++++ DATA FOR PROCESSING ++++

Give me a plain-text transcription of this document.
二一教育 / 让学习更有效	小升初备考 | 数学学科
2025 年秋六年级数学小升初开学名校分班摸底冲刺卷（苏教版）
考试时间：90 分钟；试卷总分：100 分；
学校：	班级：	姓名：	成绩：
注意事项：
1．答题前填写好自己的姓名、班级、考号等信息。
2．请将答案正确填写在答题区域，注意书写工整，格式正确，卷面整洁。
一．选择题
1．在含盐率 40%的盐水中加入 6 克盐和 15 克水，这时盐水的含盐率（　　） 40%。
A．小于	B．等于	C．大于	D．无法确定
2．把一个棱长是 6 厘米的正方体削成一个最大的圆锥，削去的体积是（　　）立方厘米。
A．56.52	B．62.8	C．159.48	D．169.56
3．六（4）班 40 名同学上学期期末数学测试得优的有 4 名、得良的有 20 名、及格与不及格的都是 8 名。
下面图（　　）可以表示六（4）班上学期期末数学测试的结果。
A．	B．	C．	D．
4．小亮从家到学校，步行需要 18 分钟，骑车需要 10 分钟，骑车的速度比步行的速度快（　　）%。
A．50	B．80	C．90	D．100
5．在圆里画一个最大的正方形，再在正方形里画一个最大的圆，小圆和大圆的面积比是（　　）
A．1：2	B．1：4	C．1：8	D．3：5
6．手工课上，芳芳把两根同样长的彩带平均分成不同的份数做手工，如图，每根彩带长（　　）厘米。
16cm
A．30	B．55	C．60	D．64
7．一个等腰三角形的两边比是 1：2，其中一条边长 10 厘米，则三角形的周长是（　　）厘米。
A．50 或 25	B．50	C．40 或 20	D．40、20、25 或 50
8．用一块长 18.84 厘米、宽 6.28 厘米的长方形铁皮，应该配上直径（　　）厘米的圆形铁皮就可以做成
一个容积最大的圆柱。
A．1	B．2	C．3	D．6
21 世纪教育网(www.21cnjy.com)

++++

TASK GOAL - Give all the entries again exactly; leave none out.

CORRECT ANSWER -
Give me a plain-text transcription of this document.
二一教育 / 让学习更有效	小升初备考 | 数学学科
2025 年秋六年级数学小升初开学名校分班摸底冲刺卷（苏教版）
考试时间：90 分钟；试卷总分：100 分；
学校：	班级：	姓名：	成绩：
注意事项：
1．答题前填写好自己的姓名、班级、考号等信息。
2．请将答案正确填写在答题区域，注意书写工整，格式正确，卷面整洁。
一．选择题
1．在含盐率 40%的盐水中加入 6 克盐和 15 克水，这时盐水的含盐率（　　） 40%。
A．小于	B．等于	C．大于	D．无法确定
2．把一个棱长是 6 厘米的正方体削成一个最大的圆锥，削去的体积是（　　）立方厘米。
A．56.52	B．62.8	C．159.48	D．169.56
3．六（4）班 40 名同学上学期期末数学测试得优的有 4 名、得良的有 20 名、及格与不及格的都是 8 名。
下面图（　　）可以表示六（4）班上学期期末数学测试的结果。
A．	B．	C．	D．
4．小亮从家到学校，步行需要 18 分钟，骑车需要 10 分钟，骑车的速度比步行的速度快（　　）%。
A．50	B．80	C．90	D．100
5．在圆里画一个最大的正方形，再在正方形里画一个最大的圆，小圆和大圆的面积比是（　　）
A．1：2	B．1：4	C．1：8	D．3：5
6．手工课上，芳芳把两根同样长的彩带平均分成不同的份数做手工，如图，每根彩带长（　　）厘米。
16cm
A．30	B．55	C．60	D．64
7．一个等腰三角形的两边比是 1：2，其中一条边长 10 厘米，则三角形的周长是（　　）厘米。
A．50 或 25	B．50	C．40 或 20	D．40、20、25 或 50
8．用一块长 18.84 厘米、宽 6.28 厘米的长方形铁皮，应该配上直径（　　）厘米的圆形铁皮就可以做成
一个容积最大的圆柱。
A．1	B．2	C．3	D．6
21 世纪教育网(www.21cnjy.com)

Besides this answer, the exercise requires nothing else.